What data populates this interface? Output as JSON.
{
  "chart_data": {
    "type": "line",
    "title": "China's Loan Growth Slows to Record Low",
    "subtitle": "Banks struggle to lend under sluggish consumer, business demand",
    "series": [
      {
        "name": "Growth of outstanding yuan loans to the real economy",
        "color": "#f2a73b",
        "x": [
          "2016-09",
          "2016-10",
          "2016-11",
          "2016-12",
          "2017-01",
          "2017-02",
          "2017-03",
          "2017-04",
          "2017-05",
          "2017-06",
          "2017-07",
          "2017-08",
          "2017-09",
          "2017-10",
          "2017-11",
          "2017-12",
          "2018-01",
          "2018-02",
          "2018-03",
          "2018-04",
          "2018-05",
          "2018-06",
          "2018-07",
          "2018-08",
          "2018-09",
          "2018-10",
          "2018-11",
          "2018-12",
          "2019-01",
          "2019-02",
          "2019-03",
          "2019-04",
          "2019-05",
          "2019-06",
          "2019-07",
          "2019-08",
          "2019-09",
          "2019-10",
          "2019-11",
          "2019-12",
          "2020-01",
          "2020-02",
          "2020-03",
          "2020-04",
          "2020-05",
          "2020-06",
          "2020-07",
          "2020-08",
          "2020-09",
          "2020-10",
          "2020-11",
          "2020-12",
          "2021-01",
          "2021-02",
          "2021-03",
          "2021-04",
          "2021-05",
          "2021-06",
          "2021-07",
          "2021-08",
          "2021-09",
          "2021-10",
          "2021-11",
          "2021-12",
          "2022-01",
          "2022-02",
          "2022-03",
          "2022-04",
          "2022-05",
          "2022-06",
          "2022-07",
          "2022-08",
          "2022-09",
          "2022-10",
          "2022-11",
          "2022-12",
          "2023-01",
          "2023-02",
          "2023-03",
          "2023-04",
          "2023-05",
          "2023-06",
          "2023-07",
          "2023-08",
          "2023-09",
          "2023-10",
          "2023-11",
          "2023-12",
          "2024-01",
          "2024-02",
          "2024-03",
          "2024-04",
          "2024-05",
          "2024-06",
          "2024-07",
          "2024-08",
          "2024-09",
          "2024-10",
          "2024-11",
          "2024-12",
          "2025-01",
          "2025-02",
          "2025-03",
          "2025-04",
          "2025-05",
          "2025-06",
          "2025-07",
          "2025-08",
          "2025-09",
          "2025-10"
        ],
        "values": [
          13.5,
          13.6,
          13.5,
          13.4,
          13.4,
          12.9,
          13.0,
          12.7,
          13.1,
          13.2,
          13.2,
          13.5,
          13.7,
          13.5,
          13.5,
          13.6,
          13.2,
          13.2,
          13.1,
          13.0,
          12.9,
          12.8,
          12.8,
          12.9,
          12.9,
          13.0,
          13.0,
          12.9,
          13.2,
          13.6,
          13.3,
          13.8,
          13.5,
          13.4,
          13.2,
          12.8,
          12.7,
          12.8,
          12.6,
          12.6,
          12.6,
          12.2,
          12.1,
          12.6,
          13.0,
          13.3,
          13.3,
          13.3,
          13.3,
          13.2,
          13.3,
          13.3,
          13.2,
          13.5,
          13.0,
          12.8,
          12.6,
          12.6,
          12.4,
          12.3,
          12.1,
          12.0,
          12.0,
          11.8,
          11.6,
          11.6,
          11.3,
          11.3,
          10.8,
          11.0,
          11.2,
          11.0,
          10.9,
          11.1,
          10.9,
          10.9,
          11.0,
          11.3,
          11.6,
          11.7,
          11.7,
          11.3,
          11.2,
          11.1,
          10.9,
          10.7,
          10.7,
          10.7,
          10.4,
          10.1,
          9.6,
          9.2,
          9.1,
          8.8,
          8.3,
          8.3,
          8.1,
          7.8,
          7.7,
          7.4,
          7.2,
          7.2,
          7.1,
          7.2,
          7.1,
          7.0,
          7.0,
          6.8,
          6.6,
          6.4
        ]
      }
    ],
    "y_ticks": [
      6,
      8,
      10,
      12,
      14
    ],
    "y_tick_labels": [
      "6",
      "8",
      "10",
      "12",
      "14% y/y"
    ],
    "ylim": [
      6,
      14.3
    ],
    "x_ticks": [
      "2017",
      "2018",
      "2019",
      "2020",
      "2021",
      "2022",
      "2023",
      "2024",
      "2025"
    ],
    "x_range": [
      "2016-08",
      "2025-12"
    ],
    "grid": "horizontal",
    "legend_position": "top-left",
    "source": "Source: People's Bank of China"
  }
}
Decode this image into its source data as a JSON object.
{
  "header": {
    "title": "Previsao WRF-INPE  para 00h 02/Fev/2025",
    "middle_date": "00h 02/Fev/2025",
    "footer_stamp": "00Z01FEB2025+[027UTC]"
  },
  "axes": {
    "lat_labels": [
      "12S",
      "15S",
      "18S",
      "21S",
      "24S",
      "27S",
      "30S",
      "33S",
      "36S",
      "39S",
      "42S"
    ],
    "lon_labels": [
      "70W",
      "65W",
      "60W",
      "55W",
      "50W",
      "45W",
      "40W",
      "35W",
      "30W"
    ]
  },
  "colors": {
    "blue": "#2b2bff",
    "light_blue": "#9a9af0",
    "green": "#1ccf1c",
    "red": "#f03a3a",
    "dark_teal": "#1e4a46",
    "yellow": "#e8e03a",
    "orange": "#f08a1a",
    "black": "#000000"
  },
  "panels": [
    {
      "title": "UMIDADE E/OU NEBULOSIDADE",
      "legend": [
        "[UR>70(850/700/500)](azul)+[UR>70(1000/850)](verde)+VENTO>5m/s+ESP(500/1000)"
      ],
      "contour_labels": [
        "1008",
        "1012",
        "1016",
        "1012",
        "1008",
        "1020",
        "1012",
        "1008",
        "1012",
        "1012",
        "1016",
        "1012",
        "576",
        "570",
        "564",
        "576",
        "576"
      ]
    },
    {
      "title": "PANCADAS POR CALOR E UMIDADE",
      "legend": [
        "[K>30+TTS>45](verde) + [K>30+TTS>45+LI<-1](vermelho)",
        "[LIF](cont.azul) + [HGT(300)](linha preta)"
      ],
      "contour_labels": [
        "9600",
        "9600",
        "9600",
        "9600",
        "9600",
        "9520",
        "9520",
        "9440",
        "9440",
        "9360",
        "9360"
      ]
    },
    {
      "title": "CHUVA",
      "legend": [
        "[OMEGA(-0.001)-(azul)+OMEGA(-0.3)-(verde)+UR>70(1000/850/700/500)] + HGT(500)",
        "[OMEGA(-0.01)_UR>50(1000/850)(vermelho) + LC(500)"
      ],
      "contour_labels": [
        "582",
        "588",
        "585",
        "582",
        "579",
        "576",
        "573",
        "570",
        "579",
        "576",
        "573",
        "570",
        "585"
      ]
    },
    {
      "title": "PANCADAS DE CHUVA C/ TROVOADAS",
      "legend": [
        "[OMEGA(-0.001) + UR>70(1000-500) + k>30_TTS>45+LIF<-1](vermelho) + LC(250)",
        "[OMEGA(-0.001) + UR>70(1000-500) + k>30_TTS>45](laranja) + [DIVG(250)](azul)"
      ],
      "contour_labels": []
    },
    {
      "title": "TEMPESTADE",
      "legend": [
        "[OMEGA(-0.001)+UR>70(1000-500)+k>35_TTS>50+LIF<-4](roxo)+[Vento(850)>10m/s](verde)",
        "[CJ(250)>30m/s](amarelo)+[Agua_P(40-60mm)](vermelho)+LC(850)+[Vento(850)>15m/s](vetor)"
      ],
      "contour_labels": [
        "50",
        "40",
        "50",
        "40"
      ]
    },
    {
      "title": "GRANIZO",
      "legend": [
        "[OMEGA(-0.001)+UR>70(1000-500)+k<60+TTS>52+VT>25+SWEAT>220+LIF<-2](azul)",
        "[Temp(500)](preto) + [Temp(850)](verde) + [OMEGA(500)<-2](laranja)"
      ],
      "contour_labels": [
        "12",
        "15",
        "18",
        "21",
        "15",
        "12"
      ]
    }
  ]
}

● ● ● ● ● ● ●

*Short problem*
How many lines in the listing contain "UMIDADE"? Answer with the number alone.

*Result below*
2